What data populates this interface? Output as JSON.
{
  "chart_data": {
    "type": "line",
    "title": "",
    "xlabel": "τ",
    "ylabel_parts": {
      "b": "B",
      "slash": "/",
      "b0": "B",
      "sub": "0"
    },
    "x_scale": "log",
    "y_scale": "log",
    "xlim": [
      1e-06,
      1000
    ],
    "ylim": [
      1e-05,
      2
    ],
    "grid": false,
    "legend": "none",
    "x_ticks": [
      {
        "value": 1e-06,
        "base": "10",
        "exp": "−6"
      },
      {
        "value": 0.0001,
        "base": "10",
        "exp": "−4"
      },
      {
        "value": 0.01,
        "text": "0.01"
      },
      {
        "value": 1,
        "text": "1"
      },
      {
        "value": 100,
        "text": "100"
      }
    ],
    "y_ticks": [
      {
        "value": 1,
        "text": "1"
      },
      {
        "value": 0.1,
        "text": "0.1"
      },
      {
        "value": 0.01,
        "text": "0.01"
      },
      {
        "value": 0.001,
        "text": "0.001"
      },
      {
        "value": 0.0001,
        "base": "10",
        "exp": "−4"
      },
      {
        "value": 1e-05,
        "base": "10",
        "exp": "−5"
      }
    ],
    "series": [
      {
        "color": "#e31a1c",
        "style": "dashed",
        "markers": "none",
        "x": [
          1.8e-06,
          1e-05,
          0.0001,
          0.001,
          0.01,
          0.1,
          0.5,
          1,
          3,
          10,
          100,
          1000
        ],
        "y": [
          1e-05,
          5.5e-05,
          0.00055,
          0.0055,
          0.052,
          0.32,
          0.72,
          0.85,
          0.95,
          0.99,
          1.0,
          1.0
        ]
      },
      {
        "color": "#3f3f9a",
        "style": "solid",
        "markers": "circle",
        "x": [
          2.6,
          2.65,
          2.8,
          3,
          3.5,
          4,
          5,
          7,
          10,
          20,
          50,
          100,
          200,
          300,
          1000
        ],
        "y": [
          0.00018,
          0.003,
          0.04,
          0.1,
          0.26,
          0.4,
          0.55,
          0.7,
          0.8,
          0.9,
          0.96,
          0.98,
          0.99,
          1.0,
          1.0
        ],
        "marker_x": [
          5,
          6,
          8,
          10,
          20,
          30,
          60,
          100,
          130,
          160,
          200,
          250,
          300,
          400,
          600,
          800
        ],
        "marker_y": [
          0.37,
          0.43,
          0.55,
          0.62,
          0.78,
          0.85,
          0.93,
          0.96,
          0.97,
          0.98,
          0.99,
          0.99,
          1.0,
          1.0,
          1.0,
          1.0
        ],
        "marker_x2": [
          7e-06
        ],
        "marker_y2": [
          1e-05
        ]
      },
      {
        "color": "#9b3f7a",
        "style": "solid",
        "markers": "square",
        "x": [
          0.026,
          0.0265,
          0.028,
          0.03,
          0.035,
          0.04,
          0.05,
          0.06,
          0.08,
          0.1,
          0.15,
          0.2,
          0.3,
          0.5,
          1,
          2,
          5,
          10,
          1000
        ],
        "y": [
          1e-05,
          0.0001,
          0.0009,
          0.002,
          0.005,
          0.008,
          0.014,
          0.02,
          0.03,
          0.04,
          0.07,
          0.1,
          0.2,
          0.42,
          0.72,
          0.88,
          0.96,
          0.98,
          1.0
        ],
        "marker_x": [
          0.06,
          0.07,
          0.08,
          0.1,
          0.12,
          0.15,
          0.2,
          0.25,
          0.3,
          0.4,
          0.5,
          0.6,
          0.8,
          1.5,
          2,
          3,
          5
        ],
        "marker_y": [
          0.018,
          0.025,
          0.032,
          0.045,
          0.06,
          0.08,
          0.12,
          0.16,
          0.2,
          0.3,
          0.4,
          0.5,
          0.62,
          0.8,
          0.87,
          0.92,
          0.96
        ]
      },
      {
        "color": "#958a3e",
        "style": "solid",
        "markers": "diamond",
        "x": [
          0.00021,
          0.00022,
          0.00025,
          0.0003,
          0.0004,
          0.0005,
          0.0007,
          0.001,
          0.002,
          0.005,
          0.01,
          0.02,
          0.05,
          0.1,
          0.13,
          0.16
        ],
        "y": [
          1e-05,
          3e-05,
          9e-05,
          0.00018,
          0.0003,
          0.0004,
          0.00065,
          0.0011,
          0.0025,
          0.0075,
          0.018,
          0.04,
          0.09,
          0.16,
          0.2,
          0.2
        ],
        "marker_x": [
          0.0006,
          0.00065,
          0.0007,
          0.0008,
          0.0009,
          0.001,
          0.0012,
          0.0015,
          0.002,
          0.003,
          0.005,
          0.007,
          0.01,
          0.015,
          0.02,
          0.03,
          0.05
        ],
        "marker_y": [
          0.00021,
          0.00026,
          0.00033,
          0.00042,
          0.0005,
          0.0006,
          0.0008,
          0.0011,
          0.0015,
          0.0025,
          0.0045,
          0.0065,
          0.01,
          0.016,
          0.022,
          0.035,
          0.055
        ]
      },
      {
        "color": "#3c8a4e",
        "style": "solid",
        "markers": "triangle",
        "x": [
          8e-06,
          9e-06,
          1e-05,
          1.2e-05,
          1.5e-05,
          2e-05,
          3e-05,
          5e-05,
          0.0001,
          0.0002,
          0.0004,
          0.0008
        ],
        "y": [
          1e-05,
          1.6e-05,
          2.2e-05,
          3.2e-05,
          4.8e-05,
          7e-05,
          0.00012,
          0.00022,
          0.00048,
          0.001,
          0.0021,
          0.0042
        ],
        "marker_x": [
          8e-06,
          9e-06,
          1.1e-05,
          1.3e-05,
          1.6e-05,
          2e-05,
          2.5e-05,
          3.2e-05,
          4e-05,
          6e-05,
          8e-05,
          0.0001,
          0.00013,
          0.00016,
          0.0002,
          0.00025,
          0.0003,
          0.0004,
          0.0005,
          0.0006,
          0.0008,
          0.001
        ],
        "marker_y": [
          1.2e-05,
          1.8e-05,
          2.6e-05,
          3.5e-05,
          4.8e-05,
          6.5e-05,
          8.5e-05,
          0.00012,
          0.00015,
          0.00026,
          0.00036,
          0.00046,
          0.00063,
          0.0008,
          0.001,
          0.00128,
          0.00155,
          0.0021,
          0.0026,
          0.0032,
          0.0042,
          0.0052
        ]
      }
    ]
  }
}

- DIRECTION: Select the lines in this material that hold the word "text", leaving none out.

- FINAL RESULT:
        "text": "0.01"
        "text": "1"
        "text": "100"
        "text": "1"
        "text": "0.1"
        "text": "0.01"
        "text": "0.001"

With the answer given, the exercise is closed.